*To do*: Include no pictures. Output exactly the lines from the one that contains "Convert this document image to plain text." through the final line of the entries.

*Provided data*:
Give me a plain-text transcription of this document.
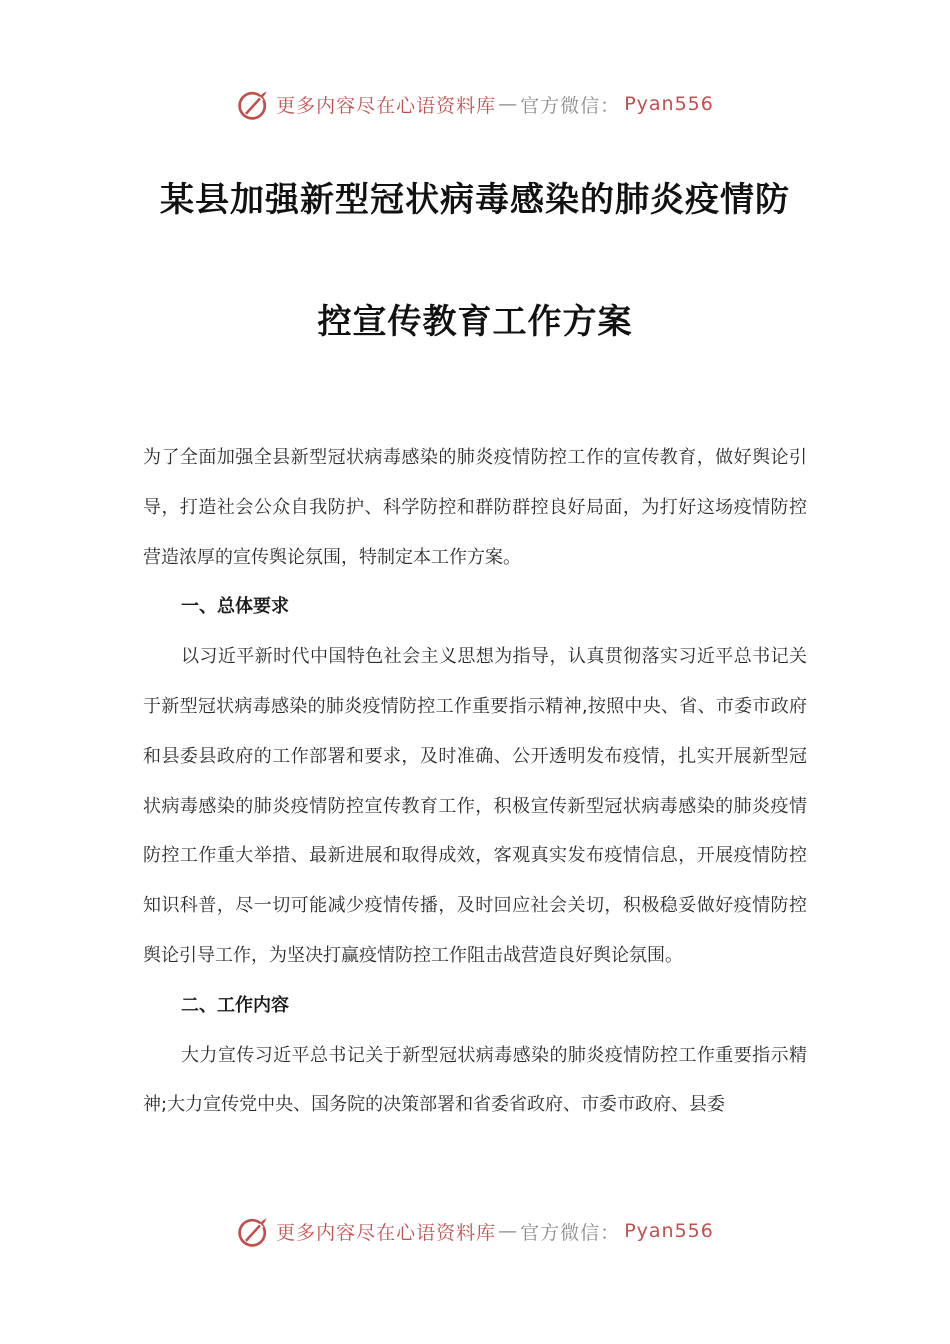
更多内容尽在心语资料库 — 官方微信： Pyan556
某县加强新型冠状病毒感染的肺炎疫情防
控宣传教育工作方案

为了全面加强全县新型冠状病毒感染的肺炎疫情防控工作的宣传教育，做好舆论引导，打造社会公众自我防护、科学防控和群防群控良好局面，为打好这场疫情防控营造浓厚的宣传舆论氛围，特制定本工作方案。

一、总体要求

以习近平新时代中国特色社会主义思想为指导，认真贯彻落实习近平总书记关于新型冠状病毒感染的肺炎疫情防控工作重要指示精神,按照中央、省、市委市政府和县委县政府的工作部署和要求，及时准确、公开透明发布疫情，扎实开展新型冠状病毒感染的肺炎疫情防控宣传教育工作，积极宣传新型冠状病毒感染的肺炎疫情防控工作重大举措、最新进展和取得成效，客观真实发布疫情信息，开展疫情防控知识科普，尽一切可能减少疫情传播，及时回应社会关切，积极稳妥做好疫情防控舆论引导工作，为坚决打赢疫情防控工作阻击战营造良好舆论氛围。

二、工作内容

大力宣传习近平总书记关于新型冠状病毒感染的肺炎疫情防控工作重要指示精神;大力宣传党中央、国务院的决策部署和省委省政府、市委市政府、县委

更多内容尽在心语资料库 — 官方微信： Pyan556
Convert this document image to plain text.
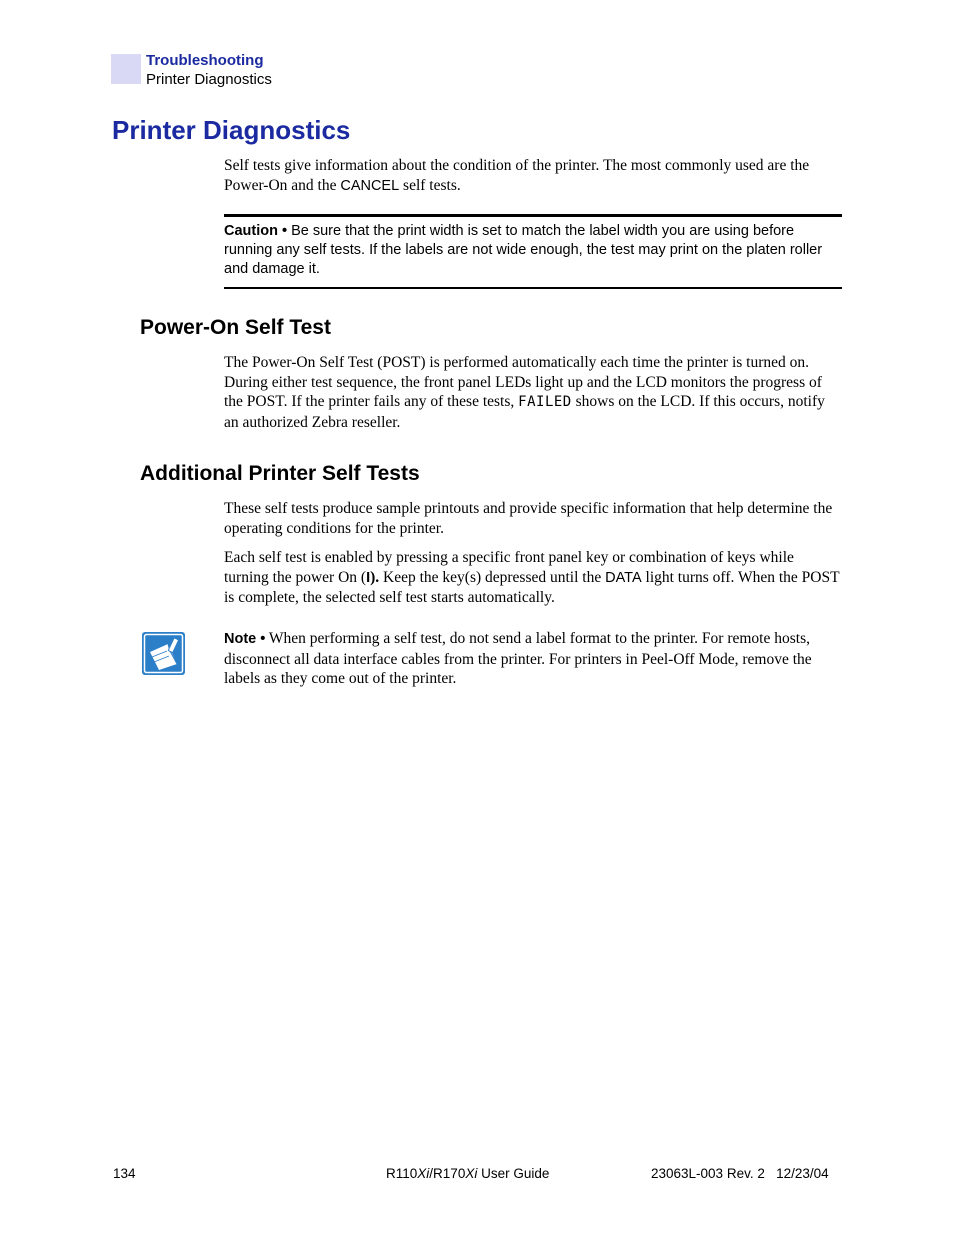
Troubleshooting
Printer Diagnostics
Printer Diagnostics

Self tests give information about the condition of the printer. The most commonly used are the Power-On and the CANCEL self tests.

Caution • Be sure that the print width is set to match the label width you are using before running any self tests. If the labels are not wide enough, the test may print on the platen roller and damage it.
Power-On Self Test

The Power-On Self Test (POST) is performed automatically each time the printer is turned on. During either test sequence, the front panel LEDs light up and the LCD monitors the progress of the POST. If the printer fails any of these tests, FAILED shows on the LCD. If this occurs, notify an authorized Zebra reseller.

Additional Printer Self Tests

These self tests produce sample printouts and provide specific information that help determine the operating conditions for the printer.

Each self test is enabled by pressing a specific front panel key or combination of keys while turning the power On (I). Keep the key(s) depressed until the DATA light turns off. When the POST is complete, the selected self test starts automatically.

Note • When performing a self test, do not send a label format to the printer. For remote hosts, disconnect all data interface cables from the printer. For printers in Peel-Off Mode, remove the labels as they come out of the printer.

134	R110Xi/R170Xi User Guide	23063L-003 Rev. 2   12/23/04
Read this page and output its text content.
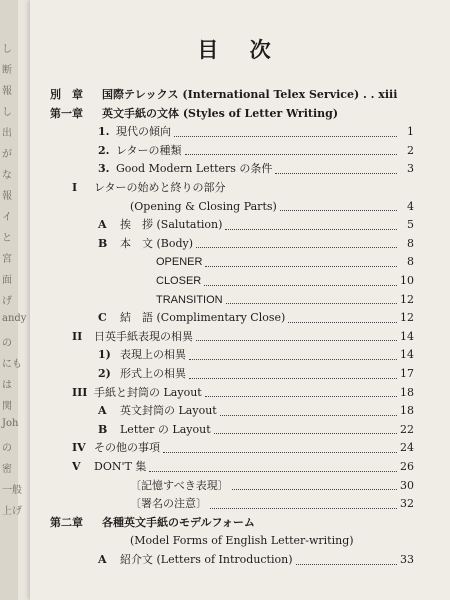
し
断
報
し
出
が
な
報
イ
と
宮
面
げ
andy
の
にも
は
関
Joh
の
密
一般
上げ
目 次
別　章	国際テレックス (International Telex Service) . . xiii
第一章	英文手紙の文体 (Styles of Letter Writing)
1. 現代の傾向	1
2. レターの種類	2
3. Good Modern Letters の条件	3
I	レターの始めと終りの部分
(Opening & Closing Parts)	4
A	挨　拶 (Salutation)	5
B	本　文 (Body)	8
OPENER	8
CLOSER	10
TRANSITION	12
C	結　語 (Complimentary Close)	12
II	日英手紙表現の相異	14
1) 表現上の相異	14
2) 形式上の相異	17
III 手紙と封筒の Layout	18
A	英文封筒の Layout	18
B	Letter の Layout	22
IV その他の事項	24
V	DON'T 集	26
〔記憶すべき表現〕	30
〔署名の注意〕	32
第二章	各種英文手紙のモデルフォーム
(Model Forms of English Letter-writing)
A	紹介文 (Letters of Introduction)	33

*Task answer*:
Convert this document image to plain text.
Troubleshooting
Printer Diagnostics
Printer Diagnostics

Self tests give information about the condition of the printer. The most commonly used are the Power-On and the CANCEL self tests.

Caution • Be sure that the print width is set to match the label width you are using before running any self tests. If the labels are not wide enough, the test may print on the platen roller and damage it.
Power-On Self Test

The Power-On Self Test (POST) is performed automatically each time the printer is turned on. During either test sequence, the front panel LEDs light up and the LCD monitors the progress of the POST. If the printer fails any of these tests, FAILED shows on the LCD. If this occurs, notify an authorized Zebra reseller.

Additional Printer Self Tests

These self tests produce sample printouts and provide specific information that help determine the operating conditions for the printer.

Each self test is enabled by pressing a specific front panel key or combination of keys while turning the power On (I). Keep the key(s) depressed until the DATA light turns off. When the POST is complete, the selected self test starts automatically.

Note • When performing a self test, do not send a label format to the printer. For remote hosts, disconnect all data interface cables from the printer. For printers in Peel-Off Mode, remove the labels as they come out of the printer.

134	R110Xi/R170Xi User Guide	23063L-003 Rev. 2   12/23/04
Read this page and output its text content.
し
断
報
し
出
が
な
報
イ
と
宮
面
げ
andy
の
にも
は
関
Joh
の
密
一般
上げ
目 次
別　章	国際テレックス (International Telex Service) . . xiii
第一章	英文手紙の文体 (Styles of Letter Writing)
1. 現代の傾向	1
2. レターの種類	2
3. Good Modern Letters の条件	3
I	レターの始めと終りの部分
(Opening & Closing Parts)	4
A	挨　拶 (Salutation)	5
B	本　文 (Body)	8
OPENER	8
CLOSER	10
TRANSITION	12
C	結　語 (Complimentary Close)	12
II	日英手紙表現の相異	14
1) 表現上の相異	14
2) 形式上の相異	17
III 手紙と封筒の Layout	18
A	英文封筒の Layout	18
B	Letter の Layout	22
IV その他の事項	24
V	DON'T 集	26
〔記憶すべき表現〕	30
〔署名の注意〕	32
第二章	各種英文手紙のモデルフォーム
(Model Forms of English Letter-writing)
A	紹介文 (Letters of Introduction)	33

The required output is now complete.